Given exercise. Transcribe the records that follow exactly. Skip the pictures.

Dataset rows.
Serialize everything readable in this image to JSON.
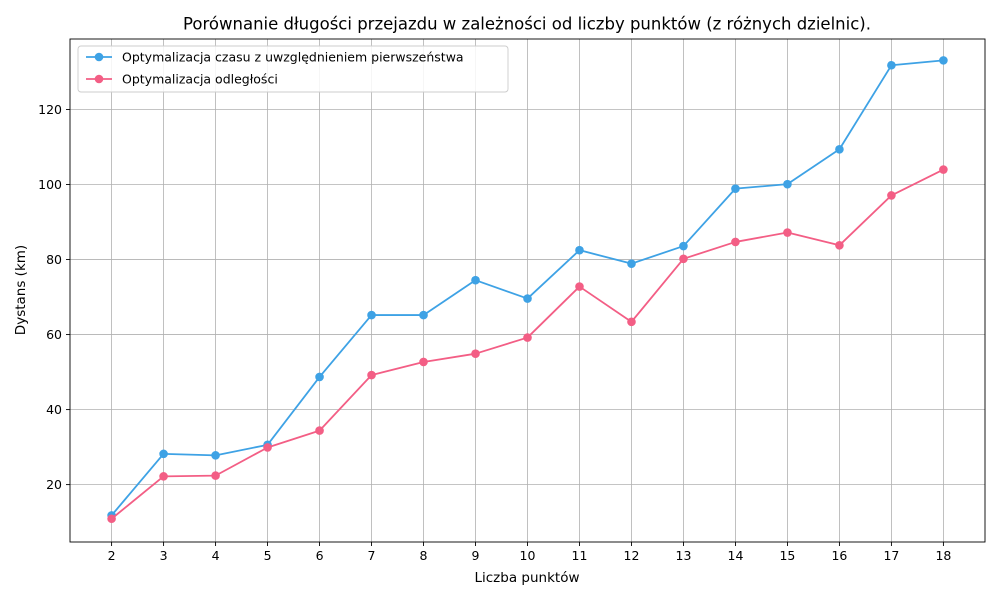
{
  "chart_data": {
    "type": "line",
    "title": "Porównanie długości przejazdu w zależności od liczby punktów (z różnych dzielnic).",
    "xlabel": "Liczba punktów",
    "ylabel": "Dystans (km)",
    "x": [
      2,
      3,
      4,
      5,
      6,
      7,
      8,
      9,
      10,
      11,
      12,
      13,
      14,
      15,
      16,
      17,
      18
    ],
    "xlim": [
      1.2,
      18.8
    ],
    "ylim": [
      4.7,
      138.8
    ],
    "yticks": [
      20,
      40,
      60,
      80,
      100,
      120
    ],
    "grid": true,
    "legend_position": "top-left",
    "series": [
      {
        "name": "Optymalizacja czasu z uwzględnieniem pierwszeństwa",
        "color": "#3ea2e5",
        "values": [
          11.8,
          28.2,
          27.8,
          30.6,
          48.7,
          65.2,
          65.2,
          74.5,
          69.6,
          82.5,
          78.9,
          83.6,
          98.9,
          100.1,
          109.4,
          131.8,
          133.1
        ]
      },
      {
        "name": "Optymalizacja odległości",
        "color": "#f35e85",
        "values": [
          10.9,
          22.2,
          22.4,
          29.9,
          34.4,
          49.2,
          52.7,
          54.9,
          59.2,
          72.8,
          63.4,
          80.2,
          84.7,
          87.2,
          83.8,
          97.1,
          104.0
        ]
      }
    ]
  }
}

Written solution.
Serialize everything readable in this image to JSON.
{
  "chart_data": {
    "type": "line",
    "title": "Porównanie długości przejazdu w zależności od liczby punktów (z różnych dzielnic).",
    "xlabel": "Liczba punktów",
    "ylabel": "Dystans (km)",
    "x": [
      2,
      3,
      4,
      5,
      6,
      7,
      8,
      9,
      10,
      11,
      12,
      13,
      14,
      15,
      16,
      17,
      18
    ],
    "xlim": [
      1.2,
      18.8
    ],
    "ylim": [
      4.7,
      138.8
    ],
    "yticks": [
      20,
      40,
      60,
      80,
      100,
      120
    ],
    "grid": true,
    "legend_position": "top-left",
    "series": [
      {
        "name": "Optymalizacja czasu z uwzględnieniem pierwszeństwa",
        "color": "#3ea2e5",
        "values": [
          11.8,
          28.2,
          27.8,
          30.6,
          48.7,
          65.2,
          65.2,
          74.5,
          69.6,
          82.5,
          78.9,
          83.6,
          98.9,
          100.1,
          109.4,
          131.8,
          133.1
        ]
      },
      {
        "name": "Optymalizacja odległości",
        "color": "#f35e85",
        "values": [
          10.9,
          22.2,
          22.4,
          29.9,
          34.4,
          49.2,
          52.7,
          54.9,
          59.2,
          72.8,
          63.4,
          80.2,
          84.7,
          87.2,
          83.8,
          97.1,
          104.0
        ]
      }
    ]
  }
}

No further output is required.